= EXERCISE REQUIREMENTS =
Can you retype every record below exactly as written?
** start of MATERIAL FOR THIS TASK **
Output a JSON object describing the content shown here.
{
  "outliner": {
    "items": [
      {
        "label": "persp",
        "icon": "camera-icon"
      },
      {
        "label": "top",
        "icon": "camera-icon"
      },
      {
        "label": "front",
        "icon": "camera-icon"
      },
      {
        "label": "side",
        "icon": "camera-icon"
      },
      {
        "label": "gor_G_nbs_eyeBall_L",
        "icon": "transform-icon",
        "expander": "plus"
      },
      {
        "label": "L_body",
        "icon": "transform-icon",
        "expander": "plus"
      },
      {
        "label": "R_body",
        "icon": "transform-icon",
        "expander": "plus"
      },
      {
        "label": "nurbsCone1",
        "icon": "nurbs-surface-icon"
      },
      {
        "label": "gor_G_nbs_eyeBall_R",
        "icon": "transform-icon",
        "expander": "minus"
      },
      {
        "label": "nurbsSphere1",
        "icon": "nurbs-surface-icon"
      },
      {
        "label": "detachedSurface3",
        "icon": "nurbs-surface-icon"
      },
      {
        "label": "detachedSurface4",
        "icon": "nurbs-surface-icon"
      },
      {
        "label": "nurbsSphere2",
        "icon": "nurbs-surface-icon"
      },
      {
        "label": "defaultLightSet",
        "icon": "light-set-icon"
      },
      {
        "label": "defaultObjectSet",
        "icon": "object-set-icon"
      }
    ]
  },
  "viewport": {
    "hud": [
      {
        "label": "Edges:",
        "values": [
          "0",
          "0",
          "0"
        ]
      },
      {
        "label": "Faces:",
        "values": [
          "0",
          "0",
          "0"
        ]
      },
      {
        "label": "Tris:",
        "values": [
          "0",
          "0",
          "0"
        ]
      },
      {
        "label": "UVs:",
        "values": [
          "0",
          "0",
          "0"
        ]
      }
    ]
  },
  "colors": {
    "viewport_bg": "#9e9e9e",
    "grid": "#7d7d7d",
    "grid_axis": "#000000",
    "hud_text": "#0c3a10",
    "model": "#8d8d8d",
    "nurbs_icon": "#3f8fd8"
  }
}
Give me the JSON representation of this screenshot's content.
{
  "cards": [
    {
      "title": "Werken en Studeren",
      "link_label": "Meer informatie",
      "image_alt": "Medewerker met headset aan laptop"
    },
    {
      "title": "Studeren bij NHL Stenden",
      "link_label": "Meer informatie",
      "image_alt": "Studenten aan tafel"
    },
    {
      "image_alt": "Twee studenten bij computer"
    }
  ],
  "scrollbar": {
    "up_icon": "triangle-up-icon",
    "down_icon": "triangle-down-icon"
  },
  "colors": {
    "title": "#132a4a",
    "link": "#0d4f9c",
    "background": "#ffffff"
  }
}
** end of MATERIAL FOR THIS TASK **
= WORKED SOLUTION =
Output a JSON object describing the content shown here.
{
  "outliner": {
    "items": [
      {
        "label": "persp",
        "icon": "camera-icon"
      },
      {
        "label": "top",
        "icon": "camera-icon"
      },
      {
        "label": "front",
        "icon": "camera-icon"
      },
      {
        "label": "side",
        "icon": "camera-icon"
      },
      {
        "label": "gor_G_nbs_eyeBall_L",
        "icon": "transform-icon",
        "expander": "plus"
      },
      {
        "label": "L_body",
        "icon": "transform-icon",
        "expander": "plus"
      },
      {
        "label": "R_body",
        "icon": "transform-icon",
        "expander": "plus"
      },
      {
        "label": "nurbsCone1",
        "icon": "nurbs-surface-icon"
      },
      {
        "label": "gor_G_nbs_eyeBall_R",
        "icon": "transform-icon",
        "expander": "minus"
      },
      {
        "label": "nurbsSphere1",
        "icon": "nurbs-surface-icon"
      },
      {
        "label": "detachedSurface3",
        "icon": "nurbs-surface-icon"
      },
      {
        "label": "detachedSurface4",
        "icon": "nurbs-surface-icon"
      },
      {
        "label": "nurbsSphere2",
        "icon": "nurbs-surface-icon"
      },
      {
        "label": "defaultLightSet",
        "icon": "light-set-icon"
      },
      {
        "label": "defaultObjectSet",
        "icon": "object-set-icon"
      }
    ]
  },
  "viewport": {
    "hud": [
      {
        "label": "Edges:",
        "values": [
          "0",
          "0",
          "0"
        ]
      },
      {
        "label": "Faces:",
        "values": [
          "0",
          "0",
          "0"
        ]
      },
      {
        "label": "Tris:",
        "values": [
          "0",
          "0",
          "0"
        ]
      },
      {
        "label": "UVs:",
        "values": [
          "0",
          "0",
          "0"
        ]
      }
    ]
  },
  "colors": {
    "viewport_bg": "#9e9e9e",
    "grid": "#7d7d7d",
    "grid_axis": "#000000",
    "hud_text": "#0c3a10",
    "model": "#8d8d8d",
    "nurbs_icon": "#3f8fd8"
  }
}
Give me the JSON representation of this screenshot's content.
{
  "cards": [
    {
      "title": "Werken en Studeren",
      "link_label": "Meer informatie",
      "image_alt": "Medewerker met headset aan laptop"
    },
    {
      "title": "Studeren bij NHL Stenden",
      "link_label": "Meer informatie",
      "image_alt": "Studenten aan tafel"
    },
    {
      "image_alt": "Twee studenten bij computer"
    }
  ],
  "scrollbar": {
    "up_icon": "triangle-up-icon",
    "down_icon": "triangle-down-icon"
  },
  "colors": {
    "title": "#132a4a",
    "link": "#0d4f9c",
    "background": "#ffffff"
  }
}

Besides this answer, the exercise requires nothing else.